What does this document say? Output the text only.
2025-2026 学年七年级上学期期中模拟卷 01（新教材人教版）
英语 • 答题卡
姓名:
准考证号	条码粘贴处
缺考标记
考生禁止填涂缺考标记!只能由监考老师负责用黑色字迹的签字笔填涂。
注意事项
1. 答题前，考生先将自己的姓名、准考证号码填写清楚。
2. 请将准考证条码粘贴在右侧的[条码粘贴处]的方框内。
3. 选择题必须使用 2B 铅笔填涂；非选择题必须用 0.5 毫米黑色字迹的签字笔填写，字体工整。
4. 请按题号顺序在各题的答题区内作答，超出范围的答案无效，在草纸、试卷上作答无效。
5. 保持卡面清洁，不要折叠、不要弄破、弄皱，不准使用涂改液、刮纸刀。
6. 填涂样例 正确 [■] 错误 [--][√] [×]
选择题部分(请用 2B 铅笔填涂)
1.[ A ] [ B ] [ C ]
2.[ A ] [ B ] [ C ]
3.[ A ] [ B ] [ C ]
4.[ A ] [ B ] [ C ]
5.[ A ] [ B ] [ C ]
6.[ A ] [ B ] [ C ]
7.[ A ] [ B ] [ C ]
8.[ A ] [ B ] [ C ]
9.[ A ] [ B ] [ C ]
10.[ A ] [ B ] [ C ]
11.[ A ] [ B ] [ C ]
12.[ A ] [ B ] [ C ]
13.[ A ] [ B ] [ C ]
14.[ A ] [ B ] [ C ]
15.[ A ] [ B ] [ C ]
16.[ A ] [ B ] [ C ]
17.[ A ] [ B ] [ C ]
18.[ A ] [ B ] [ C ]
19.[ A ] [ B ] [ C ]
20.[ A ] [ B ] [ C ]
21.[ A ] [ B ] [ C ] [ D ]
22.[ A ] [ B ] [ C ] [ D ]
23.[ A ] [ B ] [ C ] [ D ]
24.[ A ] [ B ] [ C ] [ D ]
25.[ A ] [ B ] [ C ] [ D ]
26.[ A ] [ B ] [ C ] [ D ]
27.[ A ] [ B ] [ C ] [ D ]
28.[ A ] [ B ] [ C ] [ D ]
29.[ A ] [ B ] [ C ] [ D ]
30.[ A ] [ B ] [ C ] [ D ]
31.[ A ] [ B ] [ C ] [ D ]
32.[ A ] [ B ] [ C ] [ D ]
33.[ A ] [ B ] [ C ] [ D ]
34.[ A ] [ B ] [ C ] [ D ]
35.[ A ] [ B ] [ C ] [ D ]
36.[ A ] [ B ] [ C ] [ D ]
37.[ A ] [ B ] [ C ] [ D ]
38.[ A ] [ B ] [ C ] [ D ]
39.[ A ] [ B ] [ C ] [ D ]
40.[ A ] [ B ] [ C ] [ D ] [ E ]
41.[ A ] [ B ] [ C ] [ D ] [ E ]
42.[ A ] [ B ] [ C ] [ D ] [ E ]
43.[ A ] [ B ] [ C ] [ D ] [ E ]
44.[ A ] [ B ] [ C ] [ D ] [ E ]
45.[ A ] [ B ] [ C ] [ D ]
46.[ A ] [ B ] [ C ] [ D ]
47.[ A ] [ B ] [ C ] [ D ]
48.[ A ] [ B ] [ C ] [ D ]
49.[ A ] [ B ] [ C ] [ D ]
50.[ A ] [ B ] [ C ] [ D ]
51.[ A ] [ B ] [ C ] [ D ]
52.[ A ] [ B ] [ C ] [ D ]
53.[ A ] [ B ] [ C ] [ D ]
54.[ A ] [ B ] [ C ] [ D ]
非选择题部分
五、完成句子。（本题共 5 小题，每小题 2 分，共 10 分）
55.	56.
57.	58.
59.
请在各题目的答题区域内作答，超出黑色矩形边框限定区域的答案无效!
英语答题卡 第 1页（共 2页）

####

— Exercise —
The word "铅笔填涂" may appear on some lines of these records; state how many such lines there are, and nothing else.

— Exercise output —
2